## WHAT YOU NEED TO DO
Wherever the word "Output" appears in a line, copy that line.

## SUPPLIED DATA
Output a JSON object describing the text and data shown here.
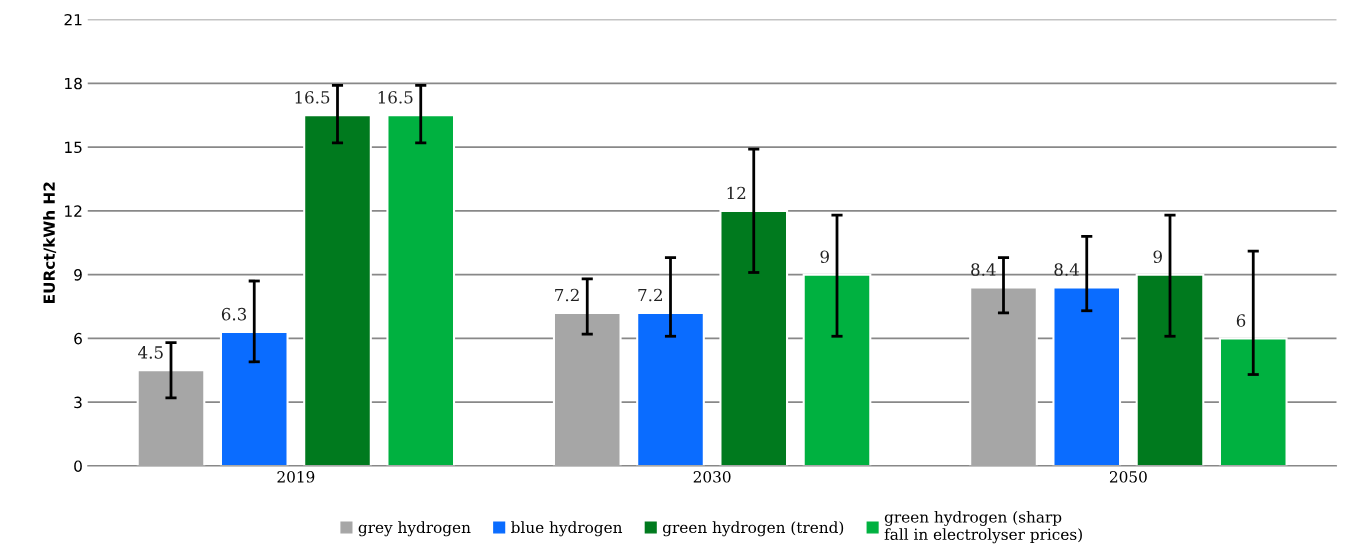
{
  "chart_data": {
    "type": "bar",
    "ylabel": "EURct/kWh H2",
    "categories": [
      "2019",
      "2030",
      "2050"
    ],
    "series": [
      {
        "name": "grey hydrogen",
        "color": "#a6a6a6",
        "values": [
          4.5,
          7.2,
          8.4
        ],
        "errors": [
          [
            3.2,
            5.8
          ],
          [
            6.2,
            8.8
          ],
          [
            7.2,
            9.8
          ]
        ]
      },
      {
        "name": "blue hydrogen",
        "color": "#0a6cff",
        "values": [
          6.3,
          7.2,
          8.4
        ],
        "errors": [
          [
            4.9,
            8.7
          ],
          [
            6.1,
            9.8
          ],
          [
            7.3,
            10.8
          ]
        ]
      },
      {
        "name": "green hydrogen (trend)",
        "color": "#007a1e",
        "values": [
          16.5,
          12,
          9
        ],
        "errors": [
          [
            15.2,
            17.9
          ],
          [
            9.1,
            14.9
          ],
          [
            6.1,
            11.8
          ]
        ]
      },
      {
        "name": "green hydrogen (sharp\nfall in electrolyser prices)",
        "color": "#00b140",
        "values": [
          16.5,
          9,
          6
        ],
        "errors": [
          [
            15.2,
            17.9
          ],
          [
            6.1,
            11.8
          ],
          [
            4.3,
            10.1
          ]
        ]
      }
    ],
    "ylim": [
      0,
      21
    ],
    "yticks": [
      0,
      3,
      6,
      9,
      12,
      15,
      18,
      21
    ],
    "grid": "y",
    "legend": "bottom",
    "data_labels": true
  }
}
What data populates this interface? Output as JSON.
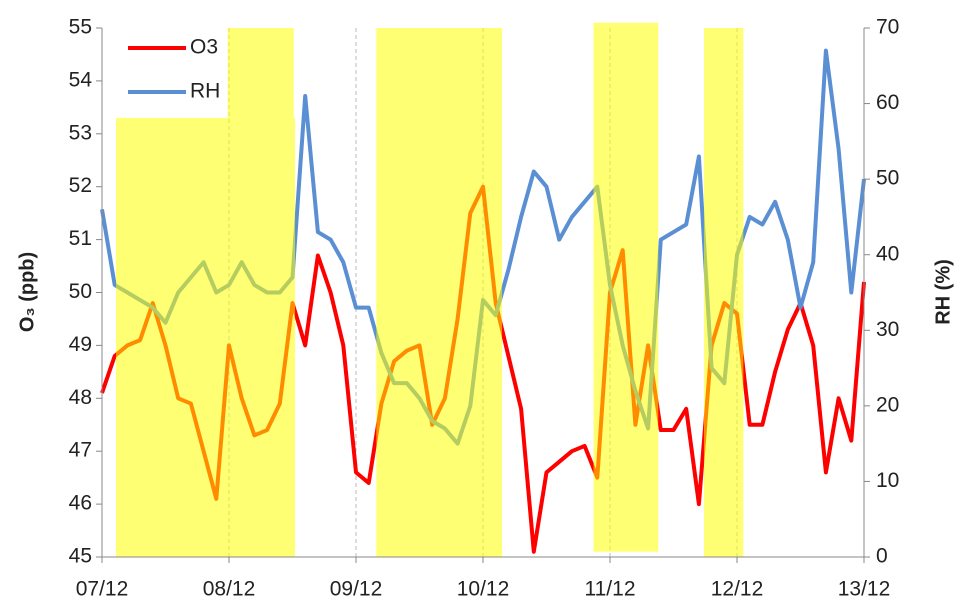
{
  "chart_data": {
    "type": "line",
    "x": [
      0,
      0.1,
      0.2,
      0.3,
      0.4,
      0.5,
      0.6,
      0.7,
      0.8,
      0.9,
      1,
      1.1,
      1.2,
      1.3,
      1.4,
      1.5,
      1.6,
      1.7,
      1.8,
      1.9,
      2,
      2.1,
      2.2,
      2.3,
      2.4,
      2.5,
      2.6,
      2.7,
      2.8,
      2.9,
      3,
      3.1,
      3.2,
      3.3,
      3.4,
      3.5,
      3.6,
      3.7,
      3.8,
      3.9,
      4,
      4.1,
      4.2,
      4.3,
      4.4,
      4.5,
      4.6,
      4.7,
      4.8,
      4.9,
      5,
      5.1,
      5.2,
      5.3,
      5.4,
      5.5,
      5.6,
      5.7,
      5.8,
      5.9,
      6
    ],
    "series": [
      {
        "name": "O3",
        "color": "#ff0000",
        "axis": "y",
        "values": [
          48.1,
          48.8,
          49.0,
          49.1,
          49.8,
          49.0,
          48.0,
          47.9,
          47.0,
          46.1,
          49.0,
          48.0,
          47.3,
          47.4,
          47.9,
          49.8,
          49.0,
          50.7,
          50.0,
          49.0,
          46.6,
          46.4,
          47.9,
          48.7,
          48.9,
          49.0,
          47.5,
          48.0,
          49.5,
          51.5,
          52.0,
          49.8,
          48.8,
          47.8,
          45.1,
          46.6,
          46.8,
          47.0,
          47.1,
          46.5,
          50.0,
          50.8,
          47.5,
          49.0,
          47.4,
          47.4,
          47.8,
          46.0,
          49.0,
          49.8,
          49.6,
          47.5,
          47.5,
          48.5,
          49.3,
          49.8,
          49.0,
          46.6,
          48.0,
          47.2,
          50.2
        ]
      },
      {
        "name": "RH",
        "color": "#5b8fd4",
        "axis": "y2",
        "values": [
          46,
          36,
          35,
          34,
          33,
          31,
          35,
          37,
          39,
          35,
          36,
          39,
          36,
          35,
          35,
          37,
          61,
          43,
          42,
          39,
          33,
          33,
          27,
          23,
          23,
          21,
          18,
          17,
          15,
          20,
          34,
          32,
          38,
          45,
          51,
          49,
          42,
          45,
          47,
          49,
          36,
          28,
          22,
          17,
          42,
          43,
          44,
          53,
          25,
          23,
          40,
          45,
          44,
          47,
          42,
          33,
          39,
          67,
          54,
          35,
          50
        ]
      }
    ],
    "xlim": [
      0,
      6
    ],
    "xticks": [
      {
        "value": 0,
        "label": "07/12"
      },
      {
        "value": 1,
        "label": "08/12"
      },
      {
        "value": 2,
        "label": "09/12"
      },
      {
        "value": 3,
        "label": "10/12"
      },
      {
        "value": 4,
        "label": "11/12"
      },
      {
        "value": 5,
        "label": "12/12"
      },
      {
        "value": 6,
        "label": "13/12"
      }
    ],
    "ylim": [
      45,
      55
    ],
    "yticks": [
      45,
      46,
      47,
      48,
      49,
      50,
      51,
      52,
      53,
      54,
      55
    ],
    "y2lim": [
      0,
      70
    ],
    "y2ticks": [
      0,
      10,
      20,
      30,
      40,
      50,
      60,
      70
    ],
    "ylabel": "O₃ (ppb)",
    "y2label": "RH (%)",
    "grid": true,
    "legend": "upper left",
    "shade_color": "#ffff00",
    "shaded_regions": [
      {
        "x": [
          0.11,
          1.52
        ],
        "y": [
          45,
          53.3
        ]
      },
      {
        "x": [
          0.99,
          1.51
        ],
        "y": [
          53.3,
          55
        ]
      },
      {
        "x": [
          2.16,
          3.15
        ],
        "y": [
          45,
          55
        ]
      },
      {
        "x": [
          3.87,
          4.38
        ],
        "y": [
          45.1,
          55.1
        ]
      },
      {
        "x": [
          4.74,
          5.05
        ],
        "y": [
          45,
          55
        ]
      }
    ]
  }
}
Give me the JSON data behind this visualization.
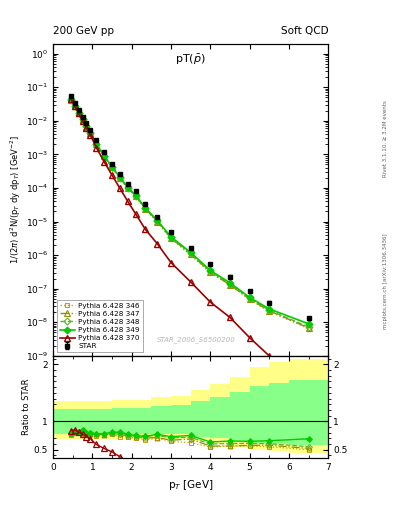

## CORRECT RESPONSE
Output a JSON object describing the text and data shown here.
What data populates this interface? Output as JSON.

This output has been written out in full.